**Stated goal:**
Look through the material below, count the lines containing the word "Marketing", and state only the count.

**Exercise inputs:**
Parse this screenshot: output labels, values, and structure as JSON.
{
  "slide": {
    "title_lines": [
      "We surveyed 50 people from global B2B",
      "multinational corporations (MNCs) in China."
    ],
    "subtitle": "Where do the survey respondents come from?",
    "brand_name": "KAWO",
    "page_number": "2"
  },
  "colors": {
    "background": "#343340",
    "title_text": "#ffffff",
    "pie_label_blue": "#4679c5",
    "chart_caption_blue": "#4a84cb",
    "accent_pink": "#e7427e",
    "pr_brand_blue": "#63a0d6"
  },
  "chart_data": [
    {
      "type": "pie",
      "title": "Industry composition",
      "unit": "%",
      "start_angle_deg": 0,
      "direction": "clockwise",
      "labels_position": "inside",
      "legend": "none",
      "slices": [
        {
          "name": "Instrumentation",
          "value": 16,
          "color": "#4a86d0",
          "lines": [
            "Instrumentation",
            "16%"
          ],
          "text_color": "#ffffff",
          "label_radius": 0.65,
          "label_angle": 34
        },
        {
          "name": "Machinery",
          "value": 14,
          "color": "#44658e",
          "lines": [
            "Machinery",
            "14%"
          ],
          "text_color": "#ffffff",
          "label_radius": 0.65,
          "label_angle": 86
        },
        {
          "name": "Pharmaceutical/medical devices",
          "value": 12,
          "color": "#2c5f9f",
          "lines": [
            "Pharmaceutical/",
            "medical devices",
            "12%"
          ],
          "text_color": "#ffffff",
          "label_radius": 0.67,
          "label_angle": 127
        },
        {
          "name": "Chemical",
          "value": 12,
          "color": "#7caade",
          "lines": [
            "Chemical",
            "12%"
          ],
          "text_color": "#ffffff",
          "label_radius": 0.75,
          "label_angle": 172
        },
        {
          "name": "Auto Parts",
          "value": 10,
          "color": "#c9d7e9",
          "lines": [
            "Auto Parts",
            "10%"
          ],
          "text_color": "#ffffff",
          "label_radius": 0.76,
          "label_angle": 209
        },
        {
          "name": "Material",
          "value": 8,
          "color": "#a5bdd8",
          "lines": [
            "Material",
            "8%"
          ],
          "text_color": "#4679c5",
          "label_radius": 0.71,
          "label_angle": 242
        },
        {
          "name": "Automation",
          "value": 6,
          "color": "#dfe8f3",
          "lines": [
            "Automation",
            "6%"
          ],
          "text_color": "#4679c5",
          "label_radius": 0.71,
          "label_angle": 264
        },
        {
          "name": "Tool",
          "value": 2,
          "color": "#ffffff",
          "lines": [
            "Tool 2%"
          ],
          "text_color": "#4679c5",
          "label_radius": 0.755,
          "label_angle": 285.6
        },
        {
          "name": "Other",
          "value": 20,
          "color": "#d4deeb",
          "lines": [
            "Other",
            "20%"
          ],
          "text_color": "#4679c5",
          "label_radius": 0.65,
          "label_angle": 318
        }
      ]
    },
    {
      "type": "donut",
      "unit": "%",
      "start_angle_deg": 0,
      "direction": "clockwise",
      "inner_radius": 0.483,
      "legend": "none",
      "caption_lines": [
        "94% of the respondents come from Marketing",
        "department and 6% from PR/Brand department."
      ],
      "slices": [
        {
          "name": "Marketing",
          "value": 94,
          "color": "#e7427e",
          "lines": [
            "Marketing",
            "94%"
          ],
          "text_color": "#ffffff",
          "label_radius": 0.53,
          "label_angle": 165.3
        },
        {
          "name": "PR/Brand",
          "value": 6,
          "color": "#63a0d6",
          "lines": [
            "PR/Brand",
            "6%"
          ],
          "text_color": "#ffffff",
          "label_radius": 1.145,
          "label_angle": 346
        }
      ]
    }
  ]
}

**Result for this exercise:**
3